### Task description
Lines that include the word "data" are the ones to copy.

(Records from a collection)
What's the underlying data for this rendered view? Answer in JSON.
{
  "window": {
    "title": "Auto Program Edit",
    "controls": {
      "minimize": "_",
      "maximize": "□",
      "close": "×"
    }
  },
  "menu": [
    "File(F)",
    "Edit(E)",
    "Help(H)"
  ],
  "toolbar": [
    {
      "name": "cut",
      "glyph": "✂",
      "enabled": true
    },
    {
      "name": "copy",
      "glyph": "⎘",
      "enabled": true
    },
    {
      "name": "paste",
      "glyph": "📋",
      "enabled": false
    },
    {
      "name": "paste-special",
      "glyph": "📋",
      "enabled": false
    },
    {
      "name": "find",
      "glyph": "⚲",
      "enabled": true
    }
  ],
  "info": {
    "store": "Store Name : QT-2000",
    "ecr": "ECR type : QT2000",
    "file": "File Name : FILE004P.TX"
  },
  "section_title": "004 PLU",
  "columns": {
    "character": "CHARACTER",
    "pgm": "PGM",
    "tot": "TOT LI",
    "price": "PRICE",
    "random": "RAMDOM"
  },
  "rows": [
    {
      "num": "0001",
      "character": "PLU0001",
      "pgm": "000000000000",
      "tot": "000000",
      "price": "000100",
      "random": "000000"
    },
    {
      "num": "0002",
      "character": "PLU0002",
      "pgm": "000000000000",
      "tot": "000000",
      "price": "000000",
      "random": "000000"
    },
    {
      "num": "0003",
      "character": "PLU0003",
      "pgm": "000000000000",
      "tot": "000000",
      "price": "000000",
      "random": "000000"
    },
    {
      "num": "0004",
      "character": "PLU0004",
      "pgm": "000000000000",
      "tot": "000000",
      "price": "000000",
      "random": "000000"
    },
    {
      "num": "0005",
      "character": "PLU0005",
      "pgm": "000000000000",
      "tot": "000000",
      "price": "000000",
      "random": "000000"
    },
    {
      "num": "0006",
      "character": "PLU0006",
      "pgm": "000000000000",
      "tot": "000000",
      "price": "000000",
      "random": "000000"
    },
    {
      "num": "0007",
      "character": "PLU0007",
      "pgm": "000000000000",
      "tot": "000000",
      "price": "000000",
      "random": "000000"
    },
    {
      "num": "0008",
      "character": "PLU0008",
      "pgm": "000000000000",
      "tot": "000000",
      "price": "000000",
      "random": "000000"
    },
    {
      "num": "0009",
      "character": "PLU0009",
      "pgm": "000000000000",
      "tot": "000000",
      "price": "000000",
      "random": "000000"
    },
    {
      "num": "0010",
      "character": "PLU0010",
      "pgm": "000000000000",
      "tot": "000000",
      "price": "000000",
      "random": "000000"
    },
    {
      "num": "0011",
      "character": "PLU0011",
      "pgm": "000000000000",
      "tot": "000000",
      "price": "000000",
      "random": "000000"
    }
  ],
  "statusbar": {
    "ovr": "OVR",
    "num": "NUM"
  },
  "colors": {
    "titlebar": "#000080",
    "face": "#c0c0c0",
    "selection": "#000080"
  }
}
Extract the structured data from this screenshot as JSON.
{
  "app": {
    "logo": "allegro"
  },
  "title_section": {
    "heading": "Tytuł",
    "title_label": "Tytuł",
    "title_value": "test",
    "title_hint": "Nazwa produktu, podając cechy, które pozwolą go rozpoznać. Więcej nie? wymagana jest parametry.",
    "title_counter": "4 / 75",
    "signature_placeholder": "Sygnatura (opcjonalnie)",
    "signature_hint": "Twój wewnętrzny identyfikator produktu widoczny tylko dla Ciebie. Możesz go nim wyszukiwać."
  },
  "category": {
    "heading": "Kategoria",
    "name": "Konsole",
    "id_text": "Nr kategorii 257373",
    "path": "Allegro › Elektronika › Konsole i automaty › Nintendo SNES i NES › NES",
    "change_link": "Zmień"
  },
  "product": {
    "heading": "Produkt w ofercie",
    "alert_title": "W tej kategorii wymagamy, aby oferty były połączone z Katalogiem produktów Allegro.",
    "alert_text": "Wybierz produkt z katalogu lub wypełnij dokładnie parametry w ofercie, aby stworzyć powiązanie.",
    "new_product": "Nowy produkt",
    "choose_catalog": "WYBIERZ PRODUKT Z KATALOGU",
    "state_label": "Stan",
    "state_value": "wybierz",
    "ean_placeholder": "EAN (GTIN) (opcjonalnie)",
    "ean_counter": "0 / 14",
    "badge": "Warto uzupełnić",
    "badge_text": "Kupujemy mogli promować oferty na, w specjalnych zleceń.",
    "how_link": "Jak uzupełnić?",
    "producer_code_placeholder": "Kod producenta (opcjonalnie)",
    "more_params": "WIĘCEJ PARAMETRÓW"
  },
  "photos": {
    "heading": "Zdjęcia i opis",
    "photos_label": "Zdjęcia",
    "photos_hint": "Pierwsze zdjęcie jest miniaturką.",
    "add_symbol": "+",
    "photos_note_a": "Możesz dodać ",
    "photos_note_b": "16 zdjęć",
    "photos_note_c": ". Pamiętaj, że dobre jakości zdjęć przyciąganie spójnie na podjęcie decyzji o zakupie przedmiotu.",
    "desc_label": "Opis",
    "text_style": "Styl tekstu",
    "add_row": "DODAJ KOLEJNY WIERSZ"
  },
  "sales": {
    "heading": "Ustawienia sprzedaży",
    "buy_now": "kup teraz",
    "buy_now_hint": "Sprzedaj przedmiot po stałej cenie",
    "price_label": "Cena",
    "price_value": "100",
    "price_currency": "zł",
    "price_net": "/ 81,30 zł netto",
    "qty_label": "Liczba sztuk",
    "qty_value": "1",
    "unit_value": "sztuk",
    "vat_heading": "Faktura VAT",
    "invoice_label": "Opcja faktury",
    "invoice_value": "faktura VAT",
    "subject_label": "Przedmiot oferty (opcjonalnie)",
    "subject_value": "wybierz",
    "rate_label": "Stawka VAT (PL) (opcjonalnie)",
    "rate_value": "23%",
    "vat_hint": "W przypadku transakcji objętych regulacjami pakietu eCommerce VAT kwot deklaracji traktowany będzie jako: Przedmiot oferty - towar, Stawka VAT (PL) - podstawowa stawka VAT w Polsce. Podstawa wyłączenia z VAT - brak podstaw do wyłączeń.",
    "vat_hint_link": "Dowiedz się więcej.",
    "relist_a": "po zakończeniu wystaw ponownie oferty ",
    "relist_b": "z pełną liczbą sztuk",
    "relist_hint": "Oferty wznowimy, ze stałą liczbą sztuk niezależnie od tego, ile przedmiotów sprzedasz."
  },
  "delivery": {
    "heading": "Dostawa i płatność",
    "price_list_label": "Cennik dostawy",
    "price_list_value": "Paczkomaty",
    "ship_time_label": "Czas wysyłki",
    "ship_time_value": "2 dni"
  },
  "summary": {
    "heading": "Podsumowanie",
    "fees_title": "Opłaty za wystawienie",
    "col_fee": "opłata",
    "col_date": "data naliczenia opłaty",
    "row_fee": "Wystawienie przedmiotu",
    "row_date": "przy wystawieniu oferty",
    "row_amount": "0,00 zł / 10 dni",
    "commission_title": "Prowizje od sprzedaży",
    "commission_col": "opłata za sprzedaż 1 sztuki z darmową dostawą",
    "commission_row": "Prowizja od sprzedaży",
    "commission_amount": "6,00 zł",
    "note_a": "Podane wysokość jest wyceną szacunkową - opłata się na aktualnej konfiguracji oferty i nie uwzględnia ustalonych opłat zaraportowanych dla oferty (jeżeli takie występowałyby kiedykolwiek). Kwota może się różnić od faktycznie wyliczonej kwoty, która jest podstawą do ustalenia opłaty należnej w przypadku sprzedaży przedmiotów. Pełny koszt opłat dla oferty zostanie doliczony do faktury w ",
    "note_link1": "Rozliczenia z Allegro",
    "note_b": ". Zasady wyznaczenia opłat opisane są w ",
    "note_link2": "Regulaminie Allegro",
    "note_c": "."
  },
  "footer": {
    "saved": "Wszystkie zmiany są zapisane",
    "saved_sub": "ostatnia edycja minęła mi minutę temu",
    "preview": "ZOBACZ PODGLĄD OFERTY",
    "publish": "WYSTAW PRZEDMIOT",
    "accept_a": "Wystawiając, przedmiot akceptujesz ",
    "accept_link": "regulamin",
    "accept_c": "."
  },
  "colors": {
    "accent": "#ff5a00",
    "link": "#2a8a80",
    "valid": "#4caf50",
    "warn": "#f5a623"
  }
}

### The response
What's the underlying data for this rendered view? Answer in JSON.
Extract the structured data from this screenshot as JSON.
    "col_date": "data naliczenia opłaty",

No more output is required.